_CONSIGNE_: Transformez en tableau Markdown les lignes des enregistrements, depuis celle qui contient "- label-connector: [1154, 525, 1196, 555]" jusqu'à celle qui contient "- text-line: 客户端接收回调结果: [496, 789, 694, 824]", incluse, en omettant les lignes vides. Mettez le numéro de rang dans la colonne N° et la ligne dans la colonne Ligne, s'il vous plaît.

┌──

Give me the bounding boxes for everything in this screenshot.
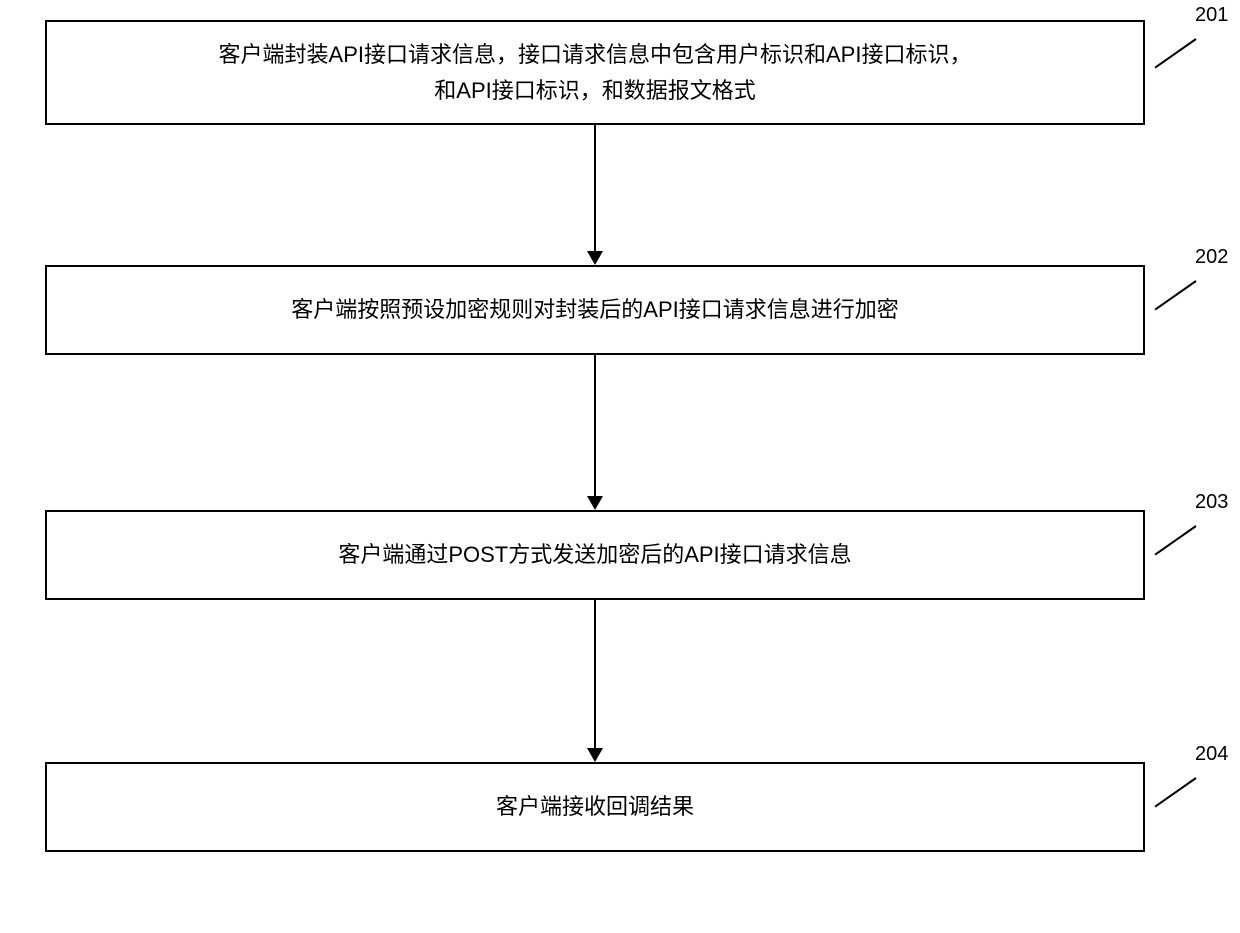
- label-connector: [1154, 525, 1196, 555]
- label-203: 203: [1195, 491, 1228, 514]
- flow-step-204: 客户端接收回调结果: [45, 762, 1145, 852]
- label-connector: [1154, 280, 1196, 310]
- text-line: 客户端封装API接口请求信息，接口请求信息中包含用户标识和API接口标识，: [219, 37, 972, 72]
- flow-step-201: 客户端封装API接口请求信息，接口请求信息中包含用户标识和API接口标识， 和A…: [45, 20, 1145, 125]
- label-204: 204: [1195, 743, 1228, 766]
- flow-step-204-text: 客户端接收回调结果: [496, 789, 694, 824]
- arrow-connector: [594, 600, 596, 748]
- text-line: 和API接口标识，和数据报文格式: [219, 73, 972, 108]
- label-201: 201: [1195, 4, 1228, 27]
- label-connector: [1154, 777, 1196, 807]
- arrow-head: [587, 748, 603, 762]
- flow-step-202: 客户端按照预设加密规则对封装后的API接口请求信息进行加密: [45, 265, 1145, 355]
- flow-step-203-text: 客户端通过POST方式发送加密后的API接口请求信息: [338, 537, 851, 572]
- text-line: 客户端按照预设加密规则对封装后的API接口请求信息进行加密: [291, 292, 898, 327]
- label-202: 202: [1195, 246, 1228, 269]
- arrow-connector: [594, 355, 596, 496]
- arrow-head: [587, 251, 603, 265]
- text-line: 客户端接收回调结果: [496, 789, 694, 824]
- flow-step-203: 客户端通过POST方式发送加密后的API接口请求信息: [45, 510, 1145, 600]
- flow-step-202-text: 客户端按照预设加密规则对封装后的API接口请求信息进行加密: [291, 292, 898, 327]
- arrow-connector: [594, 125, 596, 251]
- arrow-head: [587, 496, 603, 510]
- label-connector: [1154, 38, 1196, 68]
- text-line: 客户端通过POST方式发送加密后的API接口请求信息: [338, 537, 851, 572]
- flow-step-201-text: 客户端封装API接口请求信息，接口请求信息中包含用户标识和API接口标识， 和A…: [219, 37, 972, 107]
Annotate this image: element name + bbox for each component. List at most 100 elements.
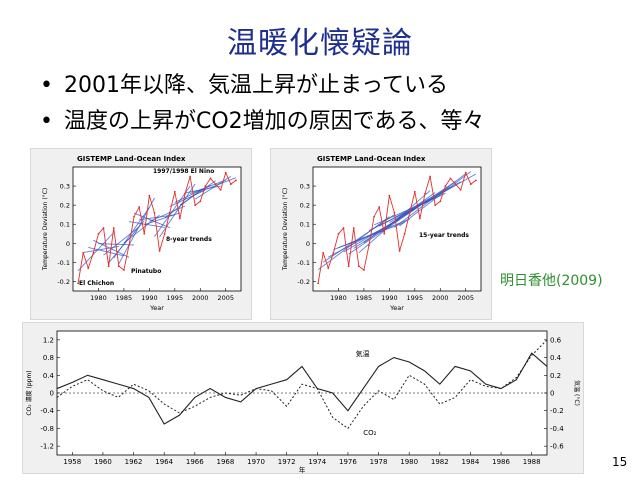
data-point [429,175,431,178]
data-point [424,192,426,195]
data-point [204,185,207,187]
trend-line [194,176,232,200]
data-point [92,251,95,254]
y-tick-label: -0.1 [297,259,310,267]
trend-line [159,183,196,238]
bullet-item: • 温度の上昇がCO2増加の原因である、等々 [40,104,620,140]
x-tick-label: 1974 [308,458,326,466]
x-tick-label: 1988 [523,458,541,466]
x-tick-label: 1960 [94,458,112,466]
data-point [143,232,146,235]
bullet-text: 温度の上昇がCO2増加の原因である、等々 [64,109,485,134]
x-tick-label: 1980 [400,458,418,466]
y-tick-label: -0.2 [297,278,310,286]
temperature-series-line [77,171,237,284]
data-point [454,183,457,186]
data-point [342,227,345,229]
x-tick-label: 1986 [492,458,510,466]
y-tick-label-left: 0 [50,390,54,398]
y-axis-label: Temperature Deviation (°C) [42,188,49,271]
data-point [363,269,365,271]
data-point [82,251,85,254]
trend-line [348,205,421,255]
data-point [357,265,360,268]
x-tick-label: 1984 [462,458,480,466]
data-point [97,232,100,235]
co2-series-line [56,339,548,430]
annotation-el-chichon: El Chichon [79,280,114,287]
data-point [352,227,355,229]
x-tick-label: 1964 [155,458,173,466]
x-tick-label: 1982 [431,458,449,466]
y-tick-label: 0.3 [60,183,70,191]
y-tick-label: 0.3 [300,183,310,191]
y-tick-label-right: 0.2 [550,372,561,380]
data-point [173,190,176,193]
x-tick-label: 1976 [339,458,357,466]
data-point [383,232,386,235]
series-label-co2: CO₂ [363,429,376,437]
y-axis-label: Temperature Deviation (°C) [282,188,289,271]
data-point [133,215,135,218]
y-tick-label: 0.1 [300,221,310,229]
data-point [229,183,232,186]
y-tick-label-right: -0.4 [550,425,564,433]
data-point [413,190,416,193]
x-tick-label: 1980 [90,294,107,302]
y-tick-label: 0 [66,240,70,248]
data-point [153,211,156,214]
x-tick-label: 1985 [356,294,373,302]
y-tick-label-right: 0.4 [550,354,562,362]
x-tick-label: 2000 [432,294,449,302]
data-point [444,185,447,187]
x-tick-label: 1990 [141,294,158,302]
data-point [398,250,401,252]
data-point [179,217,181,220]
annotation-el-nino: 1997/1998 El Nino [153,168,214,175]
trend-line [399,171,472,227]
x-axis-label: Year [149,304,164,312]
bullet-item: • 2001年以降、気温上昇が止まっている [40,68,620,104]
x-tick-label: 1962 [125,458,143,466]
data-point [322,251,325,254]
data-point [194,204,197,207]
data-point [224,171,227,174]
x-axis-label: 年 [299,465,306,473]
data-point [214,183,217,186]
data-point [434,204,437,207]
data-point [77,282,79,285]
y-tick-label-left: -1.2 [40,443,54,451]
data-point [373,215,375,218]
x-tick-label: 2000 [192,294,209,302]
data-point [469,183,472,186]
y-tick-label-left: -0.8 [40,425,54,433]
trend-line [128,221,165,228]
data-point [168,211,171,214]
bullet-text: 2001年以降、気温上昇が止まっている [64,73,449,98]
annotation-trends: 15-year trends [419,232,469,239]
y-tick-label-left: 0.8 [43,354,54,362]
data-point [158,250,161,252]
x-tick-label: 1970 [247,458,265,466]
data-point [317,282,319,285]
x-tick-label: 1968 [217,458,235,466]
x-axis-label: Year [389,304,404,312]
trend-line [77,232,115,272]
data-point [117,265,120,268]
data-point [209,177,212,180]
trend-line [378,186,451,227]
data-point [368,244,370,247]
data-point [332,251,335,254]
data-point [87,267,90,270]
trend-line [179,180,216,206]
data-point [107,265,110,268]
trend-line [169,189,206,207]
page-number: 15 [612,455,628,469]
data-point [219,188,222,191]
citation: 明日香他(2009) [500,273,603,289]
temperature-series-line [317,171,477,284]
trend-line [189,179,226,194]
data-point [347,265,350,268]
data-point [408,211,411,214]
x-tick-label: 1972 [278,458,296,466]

└──

_CORRIGÉ_:
| N° | Ligne |
|---|---|
| 1 | - label-connector: [1154, 525, 1196, 555] |
| 2 | - label-203: 203: [1195, 491, 1228, 514] |
| 3 | - flow-step-204: 客户端接收回调结果: [45, 762, 1145, 852] |
| 4 | - label-connector: [1154, 280, 1196, 310] |
| 5 | - text-line: 客户端封装API接口请求信息，接口请求信息中包含用户标识和API接口标识，: [219, 37, 972, 72] |
| 6 | - flow-step-201: 客户端封装API接口请求信息，接口请求信息中包含用户标识和API接口标识， 和A…: [45, 20, 1145, 125] |
| 7 | - label-204: 204: [1195, 743, 1228, 766] |
| 8 | - flow-step-204-text: 客户端接收回调结果: [496, 789, 694, 824] |
| 9 | - arrow-connector: [594, 600, 596, 748] |
| 10 | - text-line: 和API接口标识，和数据报文格式: [219, 73, 972, 108] |
| 11 | - label-201: 201: [1195, 4, 1228, 27] |
| 12 | - label-connector: [1154, 777, 1196, 807] |
| 13 | - arrow-head: [587, 748, 603, 762] |
| 14 | - flow-step-202: 客户端按照预设加密规则对封装后的API接口请求信息进行加密: [45, 265, 1145, 355] |
| 15 | - flow-step-203-text: 客户端通过POST方式发送加密后的API接口请求信息: [338, 537, 851, 572] |
| 16 | - text-line: 客户端按照预设加密规则对封装后的API接口请求信息进行加密: [291, 292, 898, 327] |
| 17 | - label-202: 202: [1195, 246, 1228, 269] |
| 18 | - arrow-connector: [594, 355, 596, 496] |
| 19 | - arrow-head: [587, 251, 603, 265] |
| 20 | - text-line: 客户端接收回调结果: [496, 789, 694, 824] |